- **GIVEN TASK**:
Gather the lines from the material that contain "konkret".

- **SOURCE DATA**:
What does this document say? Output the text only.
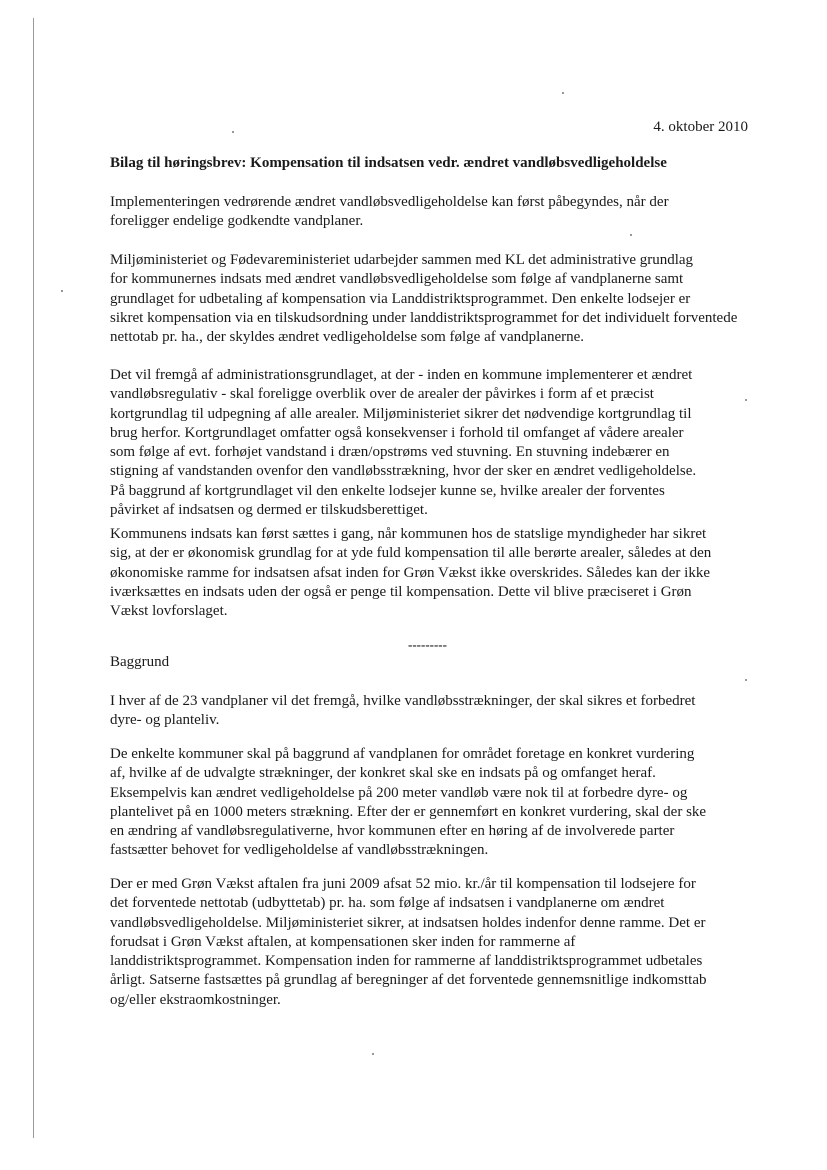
4. oktober 2010
Bilag til høringsbrev: Kompensation til indsatsen vedr. ændret vandløbsvedligeholdelse
Implementeringen vedrørende ændret vandløbsvedligeholdelse kan først påbegyndes, når der
foreligger endelige godkendte vandplaner.
Miljøministeriet og Fødevareministeriet udarbejder sammen med KL det administrative grundlag
for kommunernes indsats med ændret vandløbsvedligeholdelse som følge af vandplanerne samt
grundlaget for udbetaling af kompensation via Landdistriktsprogrammet. Den enkelte lodsejer er
sikret kompensation via en tilskudsordning under landdistriktsprogrammet for det individuelt forventede
nettotab pr. ha., der skyldes ændret vedligeholdelse som følge af vandplanerne.
Det vil fremgå af administrationsgrundlaget, at der - inden en kommune implementerer et ændret
vandløbsregulativ - skal foreligge overblik over de arealer der påvirkes i form af et præcist
kortgrundlag til udpegning af alle arealer. Miljøministeriet sikrer det nødvendige kortgrundlag til
brug herfor. Kortgrundlaget omfatter også konsekvenser i forhold til omfanget af vådere arealer
som følge af evt. forhøjet vandstand i dræn/opstrøms ved stuvning. En stuvning indebærer en
stigning af vandstanden ovenfor den vandløbsstrækning, hvor der sker en ændret vedligeholdelse.
På baggrund af kortgrundlaget vil den enkelte lodsejer kunne se, hvilke arealer der forventes
påvirket af indsatsen og dermed er tilskudsberettiget.
Kommunens indsats kan først sættes i gang, når kommunen hos de statslige myndigheder har sikret
sig, at der er økonomisk grundlag for at yde fuld kompensation til alle berørte arealer, således at den
økonomiske ramme for indsatsen afsat inden for Grøn Vækst ikke overskrides. Således kan der ikke
iværksættes en indsats uden der også er penge til kompensation. Dette vil blive præciseret i Grøn
Vækst lovforslaget.
---------
Baggrund
I hver af de 23 vandplaner vil det fremgå, hvilke vandløbsstrækninger, der skal sikres et forbedret
dyre- og planteliv.
De enkelte kommuner skal på baggrund af vandplanen for området foretage en konkret vurdering
af, hvilke af de udvalgte strækninger, der konkret skal ske en indsats på og omfanget heraf.
Eksempelvis kan ændret vedligeholdelse på 200 meter vandløb være nok til at forbedre dyre- og
plantelivet på en 1000 meters strækning. Efter der er gennemført en konkret vurdering, skal der ske
en ændring af vandløbsregulativerne, hvor kommunen efter en høring af de involverede parter
fastsætter behovet for vedligeholdelse af vandløbsstrækningen.
Der er med Grøn Vækst aftalen fra juni 2009 afsat 52 mio. kr./år til kompensation til lodsejere for
det forventede nettotab (udbyttetab) pr. ha. som følge af indsatsen i vandplanerne om ændret
vandløbsvedligeholdelse. Miljøministeriet sikrer, at indsatsen holdes indenfor denne ramme. Det er
forudsat i Grøn Vækst aftalen, at kompensationen sker inden for rammerne af
landdistriktsprogrammet. Kompensation inden for rammerne af landdistriktsprogrammet udbetales
årligt. Satserne fastsættes på grundlag af beregninger af det forventede gennemsnitlige indkomsttab
og/eller ekstraomkostninger.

- **FINAL RESULT**:
De enkelte kommuner skal på baggrund af vandplanen for området foretage en konkret vurdering
af, hvilke af de udvalgte strækninger, der konkret skal ske en indsats på og omfanget heraf.
plantelivet på en 1000 meters strækning. Efter der er gennemført en konkret vurdering, skal der ske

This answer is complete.